GIVEN TASK: Using the data beneath, show every line that includes the word "document".
* begin DATASET CONTENT *
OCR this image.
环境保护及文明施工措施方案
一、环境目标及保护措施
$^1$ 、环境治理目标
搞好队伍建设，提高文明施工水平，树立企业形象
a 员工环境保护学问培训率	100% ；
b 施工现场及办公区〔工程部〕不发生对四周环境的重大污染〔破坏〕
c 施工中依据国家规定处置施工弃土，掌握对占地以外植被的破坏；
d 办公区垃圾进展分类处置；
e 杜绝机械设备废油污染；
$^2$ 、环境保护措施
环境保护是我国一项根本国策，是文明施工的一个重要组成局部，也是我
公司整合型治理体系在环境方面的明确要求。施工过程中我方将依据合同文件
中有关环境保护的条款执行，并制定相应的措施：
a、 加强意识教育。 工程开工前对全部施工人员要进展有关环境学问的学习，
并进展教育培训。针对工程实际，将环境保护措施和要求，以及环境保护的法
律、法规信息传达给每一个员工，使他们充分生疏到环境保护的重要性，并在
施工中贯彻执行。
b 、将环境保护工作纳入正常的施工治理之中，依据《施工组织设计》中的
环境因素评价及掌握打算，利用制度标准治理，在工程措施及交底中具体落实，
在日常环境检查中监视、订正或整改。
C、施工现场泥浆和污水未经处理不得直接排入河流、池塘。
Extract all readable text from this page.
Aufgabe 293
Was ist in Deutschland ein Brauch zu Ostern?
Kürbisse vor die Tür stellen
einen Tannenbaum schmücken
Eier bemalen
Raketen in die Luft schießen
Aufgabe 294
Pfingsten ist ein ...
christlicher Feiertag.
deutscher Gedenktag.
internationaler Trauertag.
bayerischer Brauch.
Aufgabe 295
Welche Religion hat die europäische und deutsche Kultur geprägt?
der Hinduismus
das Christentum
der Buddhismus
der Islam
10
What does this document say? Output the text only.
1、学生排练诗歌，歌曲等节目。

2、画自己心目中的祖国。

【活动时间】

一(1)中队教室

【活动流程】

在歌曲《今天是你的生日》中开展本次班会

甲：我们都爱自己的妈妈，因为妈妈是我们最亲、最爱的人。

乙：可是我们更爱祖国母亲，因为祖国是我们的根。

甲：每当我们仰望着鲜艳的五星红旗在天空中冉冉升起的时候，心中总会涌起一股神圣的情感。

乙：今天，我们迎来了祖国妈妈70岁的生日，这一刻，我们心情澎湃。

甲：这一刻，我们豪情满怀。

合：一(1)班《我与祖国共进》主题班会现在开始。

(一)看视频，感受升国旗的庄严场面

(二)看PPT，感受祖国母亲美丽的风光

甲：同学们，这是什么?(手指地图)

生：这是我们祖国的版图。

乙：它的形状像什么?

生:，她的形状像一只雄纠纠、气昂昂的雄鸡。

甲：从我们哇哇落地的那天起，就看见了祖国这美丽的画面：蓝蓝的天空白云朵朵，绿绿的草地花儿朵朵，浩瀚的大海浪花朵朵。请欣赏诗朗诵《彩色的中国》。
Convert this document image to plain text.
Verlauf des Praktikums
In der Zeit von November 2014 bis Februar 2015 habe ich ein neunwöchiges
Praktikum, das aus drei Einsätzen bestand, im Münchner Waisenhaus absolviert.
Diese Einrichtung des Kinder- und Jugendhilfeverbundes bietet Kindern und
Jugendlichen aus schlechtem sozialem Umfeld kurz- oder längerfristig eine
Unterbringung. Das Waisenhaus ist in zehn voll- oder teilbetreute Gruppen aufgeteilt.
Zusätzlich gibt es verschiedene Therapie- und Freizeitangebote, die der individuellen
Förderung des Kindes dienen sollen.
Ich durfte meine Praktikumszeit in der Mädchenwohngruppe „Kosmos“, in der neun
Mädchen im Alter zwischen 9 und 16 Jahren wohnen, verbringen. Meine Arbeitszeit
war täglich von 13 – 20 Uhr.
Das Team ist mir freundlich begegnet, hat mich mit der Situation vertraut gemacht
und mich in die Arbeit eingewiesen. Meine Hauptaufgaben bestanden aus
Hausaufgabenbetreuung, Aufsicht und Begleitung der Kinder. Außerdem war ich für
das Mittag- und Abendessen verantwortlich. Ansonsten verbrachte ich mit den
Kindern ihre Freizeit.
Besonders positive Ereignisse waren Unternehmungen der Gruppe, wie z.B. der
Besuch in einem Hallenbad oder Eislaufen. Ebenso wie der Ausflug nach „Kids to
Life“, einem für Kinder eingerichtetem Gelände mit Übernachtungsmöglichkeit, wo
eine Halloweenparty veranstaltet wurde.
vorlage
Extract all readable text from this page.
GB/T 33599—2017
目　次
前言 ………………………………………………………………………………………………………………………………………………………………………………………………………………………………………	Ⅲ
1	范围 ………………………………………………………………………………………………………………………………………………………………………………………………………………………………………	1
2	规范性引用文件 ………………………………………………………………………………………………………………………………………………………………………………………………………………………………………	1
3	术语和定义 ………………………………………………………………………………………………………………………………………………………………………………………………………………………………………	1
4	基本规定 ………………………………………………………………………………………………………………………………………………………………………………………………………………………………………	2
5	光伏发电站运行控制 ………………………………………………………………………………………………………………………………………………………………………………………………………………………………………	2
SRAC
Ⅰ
* end DATASET CONTENT *
RESPONSE:
What does this document say? Output the text only.
Convert this document image to plain text.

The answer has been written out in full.